→ **Exercise**
Print the full listing exactly.

——

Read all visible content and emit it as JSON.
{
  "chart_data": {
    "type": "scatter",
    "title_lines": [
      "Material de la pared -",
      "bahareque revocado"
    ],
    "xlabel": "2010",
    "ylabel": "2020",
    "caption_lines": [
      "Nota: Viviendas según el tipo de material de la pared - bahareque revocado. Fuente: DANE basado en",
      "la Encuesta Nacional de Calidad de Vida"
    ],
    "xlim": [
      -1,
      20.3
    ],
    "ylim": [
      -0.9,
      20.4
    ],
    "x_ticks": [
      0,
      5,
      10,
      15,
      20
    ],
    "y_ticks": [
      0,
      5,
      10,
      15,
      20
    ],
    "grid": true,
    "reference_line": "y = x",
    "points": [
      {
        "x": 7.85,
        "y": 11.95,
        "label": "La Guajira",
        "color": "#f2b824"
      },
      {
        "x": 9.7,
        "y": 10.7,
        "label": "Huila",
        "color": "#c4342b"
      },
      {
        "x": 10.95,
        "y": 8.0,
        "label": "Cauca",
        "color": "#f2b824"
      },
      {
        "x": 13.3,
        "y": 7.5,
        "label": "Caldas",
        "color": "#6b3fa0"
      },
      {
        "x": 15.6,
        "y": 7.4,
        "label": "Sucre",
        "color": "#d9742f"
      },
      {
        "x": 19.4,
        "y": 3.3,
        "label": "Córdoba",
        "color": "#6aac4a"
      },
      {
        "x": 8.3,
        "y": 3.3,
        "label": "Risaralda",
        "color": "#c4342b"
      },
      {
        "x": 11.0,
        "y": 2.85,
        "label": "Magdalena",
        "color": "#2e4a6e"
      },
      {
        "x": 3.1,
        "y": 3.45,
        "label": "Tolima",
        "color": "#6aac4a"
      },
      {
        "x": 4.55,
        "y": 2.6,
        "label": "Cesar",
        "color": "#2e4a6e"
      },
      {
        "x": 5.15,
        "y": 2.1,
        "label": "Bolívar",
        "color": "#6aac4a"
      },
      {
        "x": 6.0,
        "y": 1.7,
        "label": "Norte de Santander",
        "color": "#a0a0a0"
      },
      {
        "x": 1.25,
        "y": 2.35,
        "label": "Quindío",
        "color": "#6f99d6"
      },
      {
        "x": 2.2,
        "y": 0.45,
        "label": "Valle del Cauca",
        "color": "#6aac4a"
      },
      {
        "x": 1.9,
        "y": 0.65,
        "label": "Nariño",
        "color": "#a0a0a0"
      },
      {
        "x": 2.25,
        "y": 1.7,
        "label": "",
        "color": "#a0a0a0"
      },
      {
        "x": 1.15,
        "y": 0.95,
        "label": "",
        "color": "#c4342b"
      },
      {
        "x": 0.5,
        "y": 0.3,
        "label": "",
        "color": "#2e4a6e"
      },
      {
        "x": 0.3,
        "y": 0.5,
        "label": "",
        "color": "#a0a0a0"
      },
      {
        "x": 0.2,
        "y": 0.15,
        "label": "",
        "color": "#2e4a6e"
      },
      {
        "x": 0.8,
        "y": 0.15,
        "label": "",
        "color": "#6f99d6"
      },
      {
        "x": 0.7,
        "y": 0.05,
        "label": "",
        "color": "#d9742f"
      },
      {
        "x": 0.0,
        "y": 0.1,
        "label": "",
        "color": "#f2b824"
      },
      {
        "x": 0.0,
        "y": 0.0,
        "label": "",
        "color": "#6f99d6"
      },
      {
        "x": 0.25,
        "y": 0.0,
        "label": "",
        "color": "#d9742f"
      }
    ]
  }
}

——

→ **Answer below**
Read all visible content and emit it as JSON.
{
  "chart_data": {
    "type": "scatter",
    "title_lines": [
      "Material de la pared -",
      "bahareque revocado"
    ],
    "xlabel": "2010",
    "ylabel": "2020",
    "caption_lines": [
      "Nota: Viviendas según el tipo de material de la pared - bahareque revocado. Fuente: DANE basado en",
      "la Encuesta Nacional de Calidad de Vida"
    ],
    "xlim": [
      -1,
      20.3
    ],
    "ylim": [
      -0.9,
      20.4
    ],
    "x_ticks": [
      0,
      5,
      10,
      15,
      20
    ],
    "y_ticks": [
      0,
      5,
      10,
      15,
      20
    ],
    "grid": true,
    "reference_line": "y = x",
    "points": [
      {
        "x": 7.85,
        "y": 11.95,
        "label": "La Guajira",
        "color": "#f2b824"
      },
      {
        "x": 9.7,
        "y": 10.7,
        "label": "Huila",
        "color": "#c4342b"
      },
      {
        "x": 10.95,
        "y": 8.0,
        "label": "Cauca",
        "color": "#f2b824"
      },
      {
        "x": 13.3,
        "y": 7.5,
        "label": "Caldas",
        "color": "#6b3fa0"
      },
      {
        "x": 15.6,
        "y": 7.4,
        "label": "Sucre",
        "color": "#d9742f"
      },
      {
        "x": 19.4,
        "y": 3.3,
        "label": "Córdoba",
        "color": "#6aac4a"
      },
      {
        "x": 8.3,
        "y": 3.3,
        "label": "Risaralda",
        "color": "#c4342b"
      },
      {
        "x": 11.0,
        "y": 2.85,
        "label": "Magdalena",
        "color": "#2e4a6e"
      },
      {
        "x": 3.1,
        "y": 3.45,
        "label": "Tolima",
        "color": "#6aac4a"
      },
      {
        "x": 4.55,
        "y": 2.6,
        "label": "Cesar",
        "color": "#2e4a6e"
      },
      {
        "x": 5.15,
        "y": 2.1,
        "label": "Bolívar",
        "color": "#6aac4a"
      },
      {
        "x": 6.0,
        "y": 1.7,
        "label": "Norte de Santander",
        "color": "#a0a0a0"
      },
      {
        "x": 1.25,
        "y": 2.35,
        "label": "Quindío",
        "color": "#6f99d6"
      },
      {
        "x": 2.2,
        "y": 0.45,
        "label": "Valle del Cauca",
        "color": "#6aac4a"
      },
      {
        "x": 1.9,
        "y": 0.65,
        "label": "Nariño",
        "color": "#a0a0a0"
      },
      {
        "x": 2.25,
        "y": 1.7,
        "label": "",
        "color": "#a0a0a0"
      },
      {
        "x": 1.15,
        "y": 0.95,
        "label": "",
        "color": "#c4342b"
      },
      {
        "x": 0.5,
        "y": 0.3,
        "label": "",
        "color": "#2e4a6e"
      },
      {
        "x": 0.3,
        "y": 0.5,
        "label": "",
        "color": "#a0a0a0"
      },
      {
        "x": 0.2,
        "y": 0.15,
        "label": "",
        "color": "#2e4a6e"
      },
      {
        "x": 0.8,
        "y": 0.15,
        "label": "",
        "color": "#6f99d6"
      },
      {
        "x": 0.7,
        "y": 0.05,
        "label": "",
        "color": "#d9742f"
      },
      {
        "x": 0.0,
        "y": 0.1,
        "label": "",
        "color": "#f2b824"
      },
      {
        "x": 0.0,
        "y": 0.0,
        "label": "",
        "color": "#6f99d6"
      },
      {
        "x": 0.25,
        "y": 0.0,
        "label": "",
        "color": "#d9742f"
      }
    ]
  }
}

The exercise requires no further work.